• Do this: Please give the listing again in its entirety, exactly as written.

• Input:
▬▬▬▬▬▬▬▬▬▬
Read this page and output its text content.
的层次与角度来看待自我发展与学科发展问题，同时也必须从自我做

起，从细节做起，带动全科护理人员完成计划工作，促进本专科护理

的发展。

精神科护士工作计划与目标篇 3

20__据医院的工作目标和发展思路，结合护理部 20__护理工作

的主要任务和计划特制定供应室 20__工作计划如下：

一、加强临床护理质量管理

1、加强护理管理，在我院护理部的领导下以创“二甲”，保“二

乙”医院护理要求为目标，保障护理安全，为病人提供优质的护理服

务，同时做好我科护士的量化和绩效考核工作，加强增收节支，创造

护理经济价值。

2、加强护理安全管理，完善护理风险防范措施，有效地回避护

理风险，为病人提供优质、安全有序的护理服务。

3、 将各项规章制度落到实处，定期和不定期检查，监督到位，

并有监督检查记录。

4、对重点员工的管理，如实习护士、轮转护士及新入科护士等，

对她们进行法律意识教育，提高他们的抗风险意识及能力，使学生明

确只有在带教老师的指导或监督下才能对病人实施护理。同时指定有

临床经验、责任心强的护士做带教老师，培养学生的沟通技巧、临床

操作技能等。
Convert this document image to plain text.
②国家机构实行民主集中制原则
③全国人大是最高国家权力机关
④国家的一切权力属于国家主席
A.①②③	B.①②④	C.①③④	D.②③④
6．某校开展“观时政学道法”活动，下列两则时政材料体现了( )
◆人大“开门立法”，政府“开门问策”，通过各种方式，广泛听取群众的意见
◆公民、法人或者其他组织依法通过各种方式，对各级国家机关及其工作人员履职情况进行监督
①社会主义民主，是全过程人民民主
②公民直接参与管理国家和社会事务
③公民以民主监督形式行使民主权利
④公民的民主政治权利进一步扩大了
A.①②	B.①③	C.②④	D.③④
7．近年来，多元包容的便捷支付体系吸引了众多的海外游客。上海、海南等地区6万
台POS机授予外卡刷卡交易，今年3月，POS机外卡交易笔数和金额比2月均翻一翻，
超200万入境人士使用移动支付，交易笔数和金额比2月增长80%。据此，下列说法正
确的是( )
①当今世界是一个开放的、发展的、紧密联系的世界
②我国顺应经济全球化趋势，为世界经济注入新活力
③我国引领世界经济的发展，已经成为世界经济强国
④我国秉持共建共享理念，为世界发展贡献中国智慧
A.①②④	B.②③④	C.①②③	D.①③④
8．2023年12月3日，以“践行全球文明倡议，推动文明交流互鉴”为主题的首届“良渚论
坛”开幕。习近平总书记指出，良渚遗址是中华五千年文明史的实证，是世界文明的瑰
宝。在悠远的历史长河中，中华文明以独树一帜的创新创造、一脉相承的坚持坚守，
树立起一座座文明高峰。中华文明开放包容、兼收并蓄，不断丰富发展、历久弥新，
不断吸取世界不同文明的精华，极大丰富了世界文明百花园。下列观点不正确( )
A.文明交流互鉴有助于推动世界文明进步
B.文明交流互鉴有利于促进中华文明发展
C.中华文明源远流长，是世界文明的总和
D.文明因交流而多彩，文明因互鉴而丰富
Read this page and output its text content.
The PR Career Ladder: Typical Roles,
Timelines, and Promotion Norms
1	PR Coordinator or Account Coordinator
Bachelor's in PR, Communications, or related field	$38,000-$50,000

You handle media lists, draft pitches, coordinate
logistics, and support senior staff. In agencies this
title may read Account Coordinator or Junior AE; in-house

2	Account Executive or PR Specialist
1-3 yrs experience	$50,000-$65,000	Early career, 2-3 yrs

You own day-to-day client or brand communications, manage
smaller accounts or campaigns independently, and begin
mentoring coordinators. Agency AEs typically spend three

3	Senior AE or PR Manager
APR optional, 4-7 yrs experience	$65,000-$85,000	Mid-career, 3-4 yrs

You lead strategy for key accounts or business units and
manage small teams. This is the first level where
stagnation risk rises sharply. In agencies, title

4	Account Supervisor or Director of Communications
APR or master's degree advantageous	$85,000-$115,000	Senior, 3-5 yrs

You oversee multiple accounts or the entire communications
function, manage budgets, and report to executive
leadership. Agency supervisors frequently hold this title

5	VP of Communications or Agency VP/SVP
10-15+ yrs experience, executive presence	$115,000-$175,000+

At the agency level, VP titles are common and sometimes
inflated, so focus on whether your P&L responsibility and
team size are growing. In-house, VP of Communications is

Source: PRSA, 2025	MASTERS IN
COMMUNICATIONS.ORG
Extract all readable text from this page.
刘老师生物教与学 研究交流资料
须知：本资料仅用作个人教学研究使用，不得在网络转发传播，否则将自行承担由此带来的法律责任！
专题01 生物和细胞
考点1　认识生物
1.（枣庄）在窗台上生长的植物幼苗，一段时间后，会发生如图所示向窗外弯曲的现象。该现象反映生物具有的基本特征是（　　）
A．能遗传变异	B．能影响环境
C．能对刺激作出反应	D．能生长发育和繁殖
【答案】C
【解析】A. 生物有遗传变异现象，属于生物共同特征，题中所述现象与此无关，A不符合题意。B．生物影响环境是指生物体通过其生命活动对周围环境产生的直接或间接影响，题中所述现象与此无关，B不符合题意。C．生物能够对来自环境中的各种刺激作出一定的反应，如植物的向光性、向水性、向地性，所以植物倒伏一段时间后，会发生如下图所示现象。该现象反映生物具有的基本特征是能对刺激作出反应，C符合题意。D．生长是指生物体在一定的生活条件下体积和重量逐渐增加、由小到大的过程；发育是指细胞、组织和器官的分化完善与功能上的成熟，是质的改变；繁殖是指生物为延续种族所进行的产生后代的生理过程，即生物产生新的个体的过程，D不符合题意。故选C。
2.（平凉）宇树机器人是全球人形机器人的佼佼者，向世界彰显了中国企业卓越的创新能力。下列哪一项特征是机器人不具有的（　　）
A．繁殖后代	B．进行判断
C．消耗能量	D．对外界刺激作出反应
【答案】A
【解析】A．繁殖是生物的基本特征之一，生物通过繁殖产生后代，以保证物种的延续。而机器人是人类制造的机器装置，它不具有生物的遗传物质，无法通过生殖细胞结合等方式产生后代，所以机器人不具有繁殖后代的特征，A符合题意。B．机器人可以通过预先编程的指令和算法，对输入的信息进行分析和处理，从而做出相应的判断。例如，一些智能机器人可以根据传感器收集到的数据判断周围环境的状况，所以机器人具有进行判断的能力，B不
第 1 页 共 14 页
▬▬▬▬▬▬▬▬▬▬
• Result:
Read this page and output its text content.
的层次与角度来看待自我发展与学科发展问题，同时也必须从自我做

起，从细节做起，带动全科护理人员完成计划工作，促进本专科护理

的发展。

精神科护士工作计划与目标篇 3

20__据医院的工作目标和发展思路，结合护理部 20__护理工作

的主要任务和计划特制定供应室 20__工作计划如下：

一、加强临床护理质量管理

1、加强护理管理，在我院护理部的领导下以创“二甲”，保“二

乙”医院护理要求为目标，保障护理安全，为病人提供优质的护理服

务，同时做好我科护士的量化和绩效考核工作，加强增收节支，创造

护理经济价值。

2、加强护理安全管理，完善护理风险防范措施，有效地回避护

理风险，为病人提供优质、安全有序的护理服务。

3、 将各项规章制度落到实处，定期和不定期检查，监督到位，

并有监督检查记录。

4、对重点员工的管理，如实习护士、轮转护士及新入科护士等，

对她们进行法律意识教育，提高他们的抗风险意识及能力，使学生明

确只有在带教老师的指导或监督下才能对病人实施护理。同时指定有

临床经验、责任心强的护士做带教老师，培养学生的沟通技巧、临床

操作技能等。
Convert this document image to plain text.
②国家机构实行民主集中制原则
③全国人大是最高国家权力机关
④国家的一切权力属于国家主席
A.①②③	B.①②④	C.①③④	D.②③④
6．某校开展“观时政学道法”活动，下列两则时政材料体现了( )
◆人大“开门立法”，政府“开门问策”，通过各种方式，广泛听取群众的意见
◆公民、法人或者其他组织依法通过各种方式，对各级国家机关及其工作人员履职情况进行监督
①社会主义民主，是全过程人民民主
②公民直接参与管理国家和社会事务
③公民以民主监督形式行使民主权利
④公民的民主政治权利进一步扩大了
A.①②	B.①③	C.②④	D.③④
7．近年来，多元包容的便捷支付体系吸引了众多的海外游客。上海、海南等地区6万
台POS机授予外卡刷卡交易，今年3月，POS机外卡交易笔数和金额比2月均翻一翻，
超200万入境人士使用移动支付，交易笔数和金额比2月增长80%。据此，下列说法正
确的是( )
①当今世界是一个开放的、发展的、紧密联系的世界
②我国顺应经济全球化趋势，为世界经济注入新活力
③我国引领世界经济的发展，已经成为世界经济强国
④我国秉持共建共享理念，为世界发展贡献中国智慧
A.①②④	B.②③④	C.①②③	D.①③④
8．2023年12月3日，以“践行全球文明倡议，推动文明交流互鉴”为主题的首届“良渚论
坛”开幕。习近平总书记指出，良渚遗址是中华五千年文明史的实证，是世界文明的瑰
宝。在悠远的历史长河中，中华文明以独树一帜的创新创造、一脉相承的坚持坚守，
树立起一座座文明高峰。中华文明开放包容、兼收并蓄，不断丰富发展、历久弥新，
不断吸取世界不同文明的精华，极大丰富了世界文明百花园。下列观点不正确( )
A.文明交流互鉴有助于推动世界文明进步
B.文明交流互鉴有利于促进中华文明发展
C.中华文明源远流长，是世界文明的总和
D.文明因交流而多彩，文明因互鉴而丰富
Read this page and output its text content.
The PR Career Ladder: Typical Roles,
Timelines, and Promotion Norms
1	PR Coordinator or Account Coordinator
Bachelor's in PR, Communications, or related field	$38,000-$50,000

You handle media lists, draft pitches, coordinate
logistics, and support senior staff. In agencies this
title may read Account Coordinator or Junior AE; in-house

2	Account Executive or PR Specialist
1-3 yrs experience	$50,000-$65,000	Early career, 2-3 yrs

You own day-to-day client or brand communications, manage
smaller accounts or campaigns independently, and begin
mentoring coordinators. Agency AEs typically spend three

3	Senior AE or PR Manager
APR optional, 4-7 yrs experience	$65,000-$85,000	Mid-career, 3-4 yrs

You lead strategy for key accounts or business units and
manage small teams. This is the first level where
stagnation risk rises sharply. In agencies, title

4	Account Supervisor or Director of Communications
APR or master's degree advantageous	$85,000-$115,000	Senior, 3-5 yrs

You oversee multiple accounts or the entire communications
function, manage budgets, and report to executive
leadership. Agency supervisors frequently hold this title

5	VP of Communications or Agency VP/SVP
10-15+ yrs experience, executive presence	$115,000-$175,000+

At the agency level, VP titles are common and sometimes
inflated, so focus on whether your P&L responsibility and
team size are growing. In-house, VP of Communications is

Source: PRSA, 2025	MASTERS IN
COMMUNICATIONS.ORG
Extract all readable text from this page.
刘老师生物教与学 研究交流资料
须知：本资料仅用作个人教学研究使用，不得在网络转发传播，否则将自行承担由此带来的法律责任！
专题01 生物和细胞
考点1　认识生物
1.（枣庄）在窗台上生长的植物幼苗，一段时间后，会发生如图所示向窗外弯曲的现象。该现象反映生物具有的基本特征是（　　）
A．能遗传变异	B．能影响环境
C．能对刺激作出反应	D．能生长发育和繁殖
【答案】C
【解析】A. 生物有遗传变异现象，属于生物共同特征，题中所述现象与此无关，A不符合题意。B．生物影响环境是指生物体通过其生命活动对周围环境产生的直接或间接影响，题中所述现象与此无关，B不符合题意。C．生物能够对来自环境中的各种刺激作出一定的反应，如植物的向光性、向水性、向地性，所以植物倒伏一段时间后，会发生如下图所示现象。该现象反映生物具有的基本特征是能对刺激作出反应，C符合题意。D．生长是指生物体在一定的生活条件下体积和重量逐渐增加、由小到大的过程；发育是指细胞、组织和器官的分化完善与功能上的成熟，是质的改变；繁殖是指生物为延续种族所进行的产生后代的生理过程，即生物产生新的个体的过程，D不符合题意。故选C。
2.（平凉）宇树机器人是全球人形机器人的佼佼者，向世界彰显了中国企业卓越的创新能力。下列哪一项特征是机器人不具有的（　　）
A．繁殖后代	B．进行判断
C．消耗能量	D．对外界刺激作出反应
【答案】A
【解析】A．繁殖是生物的基本特征之一，生物通过繁殖产生后代，以保证物种的延续。而机器人是人类制造的机器装置，它不具有生物的遗传物质，无法通过生殖细胞结合等方式产生后代，所以机器人不具有繁殖后代的特征，A符合题意。B．机器人可以通过预先编程的指令和算法，对输入的信息进行分析和处理，从而做出相应的判断。例如，一些智能机器人可以根据传感器收集到的数据判断周围环境的状况，所以机器人具有进行判断的能力，B不
第 1 页 共 14 页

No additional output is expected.